Source records:
┄┄┄┄┄┄┄┄┄┄
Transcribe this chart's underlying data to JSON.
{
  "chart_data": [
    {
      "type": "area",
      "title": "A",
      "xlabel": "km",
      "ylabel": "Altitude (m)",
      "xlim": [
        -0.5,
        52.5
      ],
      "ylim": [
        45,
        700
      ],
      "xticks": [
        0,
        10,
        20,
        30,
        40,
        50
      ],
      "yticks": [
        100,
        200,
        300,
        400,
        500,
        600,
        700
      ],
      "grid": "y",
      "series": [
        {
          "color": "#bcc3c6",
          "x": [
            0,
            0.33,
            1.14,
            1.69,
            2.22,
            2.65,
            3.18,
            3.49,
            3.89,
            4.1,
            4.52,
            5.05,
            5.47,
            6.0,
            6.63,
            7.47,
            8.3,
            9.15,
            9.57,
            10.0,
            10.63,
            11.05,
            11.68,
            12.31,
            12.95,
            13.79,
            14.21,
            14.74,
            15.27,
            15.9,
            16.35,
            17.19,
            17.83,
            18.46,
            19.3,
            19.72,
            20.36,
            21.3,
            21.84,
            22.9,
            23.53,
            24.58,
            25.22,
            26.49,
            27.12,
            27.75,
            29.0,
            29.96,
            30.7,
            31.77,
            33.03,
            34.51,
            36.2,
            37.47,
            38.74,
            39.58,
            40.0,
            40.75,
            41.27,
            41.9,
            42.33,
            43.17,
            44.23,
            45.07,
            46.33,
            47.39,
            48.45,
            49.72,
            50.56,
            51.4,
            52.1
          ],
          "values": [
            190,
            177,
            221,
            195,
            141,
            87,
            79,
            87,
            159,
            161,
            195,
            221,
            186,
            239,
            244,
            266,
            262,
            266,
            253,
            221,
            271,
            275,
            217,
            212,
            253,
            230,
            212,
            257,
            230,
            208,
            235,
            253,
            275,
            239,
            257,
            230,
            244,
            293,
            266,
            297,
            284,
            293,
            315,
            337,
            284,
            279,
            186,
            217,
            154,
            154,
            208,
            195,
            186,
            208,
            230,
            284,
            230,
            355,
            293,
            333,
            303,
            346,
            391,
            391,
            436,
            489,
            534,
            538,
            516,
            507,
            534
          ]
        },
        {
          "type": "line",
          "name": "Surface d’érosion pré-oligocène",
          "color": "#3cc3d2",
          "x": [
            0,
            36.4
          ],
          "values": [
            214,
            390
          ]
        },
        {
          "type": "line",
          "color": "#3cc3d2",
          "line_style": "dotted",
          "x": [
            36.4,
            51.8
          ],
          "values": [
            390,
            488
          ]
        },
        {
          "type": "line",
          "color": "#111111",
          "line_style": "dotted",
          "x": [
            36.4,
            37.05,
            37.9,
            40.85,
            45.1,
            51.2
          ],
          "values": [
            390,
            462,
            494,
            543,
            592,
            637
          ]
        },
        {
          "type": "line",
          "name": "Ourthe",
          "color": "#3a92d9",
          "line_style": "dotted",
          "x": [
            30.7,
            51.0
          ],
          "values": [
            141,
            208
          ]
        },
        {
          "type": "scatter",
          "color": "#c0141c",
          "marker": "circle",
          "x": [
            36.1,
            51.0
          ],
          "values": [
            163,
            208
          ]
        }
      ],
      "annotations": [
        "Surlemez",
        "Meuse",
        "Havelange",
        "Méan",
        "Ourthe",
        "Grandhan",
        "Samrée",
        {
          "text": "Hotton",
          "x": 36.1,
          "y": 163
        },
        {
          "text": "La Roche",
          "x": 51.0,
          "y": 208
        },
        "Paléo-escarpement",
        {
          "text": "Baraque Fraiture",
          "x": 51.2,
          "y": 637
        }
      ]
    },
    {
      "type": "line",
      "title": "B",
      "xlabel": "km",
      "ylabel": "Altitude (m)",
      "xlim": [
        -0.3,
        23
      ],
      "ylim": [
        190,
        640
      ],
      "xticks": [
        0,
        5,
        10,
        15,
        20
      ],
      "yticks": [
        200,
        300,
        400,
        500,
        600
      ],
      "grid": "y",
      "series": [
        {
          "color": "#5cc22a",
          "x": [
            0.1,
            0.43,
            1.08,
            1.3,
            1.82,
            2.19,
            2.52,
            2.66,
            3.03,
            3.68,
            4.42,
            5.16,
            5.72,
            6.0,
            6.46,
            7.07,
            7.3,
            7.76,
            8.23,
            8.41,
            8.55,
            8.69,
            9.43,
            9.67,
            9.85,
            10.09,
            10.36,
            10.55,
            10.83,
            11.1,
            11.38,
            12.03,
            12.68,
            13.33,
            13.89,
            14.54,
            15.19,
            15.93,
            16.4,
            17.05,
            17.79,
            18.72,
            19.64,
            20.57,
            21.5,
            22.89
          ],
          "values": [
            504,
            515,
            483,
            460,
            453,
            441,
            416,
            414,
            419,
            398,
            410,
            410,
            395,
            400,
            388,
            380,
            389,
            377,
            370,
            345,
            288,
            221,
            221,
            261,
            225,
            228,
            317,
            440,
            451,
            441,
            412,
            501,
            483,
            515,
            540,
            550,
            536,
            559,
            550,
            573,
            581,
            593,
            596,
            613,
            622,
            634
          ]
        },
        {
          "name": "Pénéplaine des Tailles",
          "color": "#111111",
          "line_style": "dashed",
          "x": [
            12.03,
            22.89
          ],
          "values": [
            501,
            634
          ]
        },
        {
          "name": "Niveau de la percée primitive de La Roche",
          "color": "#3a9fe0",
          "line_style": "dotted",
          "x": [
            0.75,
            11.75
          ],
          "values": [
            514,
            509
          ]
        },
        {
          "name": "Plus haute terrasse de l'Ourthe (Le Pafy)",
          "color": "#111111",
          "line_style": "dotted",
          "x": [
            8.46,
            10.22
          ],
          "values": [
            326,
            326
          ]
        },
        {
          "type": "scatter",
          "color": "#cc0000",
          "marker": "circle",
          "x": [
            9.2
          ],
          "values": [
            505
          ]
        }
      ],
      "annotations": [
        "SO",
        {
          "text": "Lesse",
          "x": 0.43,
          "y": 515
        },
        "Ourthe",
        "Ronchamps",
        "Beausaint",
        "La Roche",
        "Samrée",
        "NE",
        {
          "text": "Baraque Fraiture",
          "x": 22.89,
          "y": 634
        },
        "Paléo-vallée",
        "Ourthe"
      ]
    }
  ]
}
┄┄┄┄┄┄┄┄┄┄
◆ What is asked: Where does the word "Roche" appear in the listing? List each line that holds it.

◆ Worked answer:
          "text": "La Roche",
          "name": "Niveau de la percée primitive de La Roche",
        "La Roche",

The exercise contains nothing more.